Document page entries with text:
════════

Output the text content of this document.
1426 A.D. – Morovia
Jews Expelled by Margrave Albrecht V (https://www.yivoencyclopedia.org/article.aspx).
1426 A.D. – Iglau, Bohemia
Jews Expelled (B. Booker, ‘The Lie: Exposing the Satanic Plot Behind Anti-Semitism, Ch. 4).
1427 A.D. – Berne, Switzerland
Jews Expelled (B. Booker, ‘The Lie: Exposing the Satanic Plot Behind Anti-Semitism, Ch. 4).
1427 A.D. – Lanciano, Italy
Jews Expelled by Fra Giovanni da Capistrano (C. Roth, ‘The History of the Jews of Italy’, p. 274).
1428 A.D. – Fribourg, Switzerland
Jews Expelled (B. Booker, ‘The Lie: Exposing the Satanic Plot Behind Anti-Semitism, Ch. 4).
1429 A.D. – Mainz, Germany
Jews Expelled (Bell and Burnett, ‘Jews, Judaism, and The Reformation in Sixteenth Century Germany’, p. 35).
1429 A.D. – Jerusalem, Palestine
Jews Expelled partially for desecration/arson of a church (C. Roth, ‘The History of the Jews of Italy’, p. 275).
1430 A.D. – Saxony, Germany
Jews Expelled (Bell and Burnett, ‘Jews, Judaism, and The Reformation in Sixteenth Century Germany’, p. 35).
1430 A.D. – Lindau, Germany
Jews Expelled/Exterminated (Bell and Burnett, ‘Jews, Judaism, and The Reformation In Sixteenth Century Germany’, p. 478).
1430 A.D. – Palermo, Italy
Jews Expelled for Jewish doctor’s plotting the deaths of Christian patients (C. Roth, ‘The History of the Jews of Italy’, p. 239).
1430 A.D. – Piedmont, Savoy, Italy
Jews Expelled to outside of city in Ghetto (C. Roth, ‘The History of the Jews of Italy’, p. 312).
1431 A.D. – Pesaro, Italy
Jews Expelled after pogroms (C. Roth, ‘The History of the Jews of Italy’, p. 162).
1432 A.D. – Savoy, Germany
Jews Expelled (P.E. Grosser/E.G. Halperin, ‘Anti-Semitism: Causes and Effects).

════════

Set apart and copy each line of the records that holds the word "Roth".

Jews Expelled by Fra Giovanni da Capistrano (C. Roth, ‘The History of the Jews of Italy’, p. 274).
Jews Expelled partially for desecration/arson of a church (C. Roth, ‘The History of the Jews of Italy’, p. 275).
Jews Expelled for Jewish doctor’s plotting the deaths of Christian patients (C. Roth, ‘The History of the Jews of Italy’, p. 239).
Jews Expelled to outside of city in Ghetto (C. Roth, ‘The History of the Jews of Italy’, p. 312).
Jews Expelled after pogroms (C. Roth, ‘The History of the Jews of Italy’, p. 162).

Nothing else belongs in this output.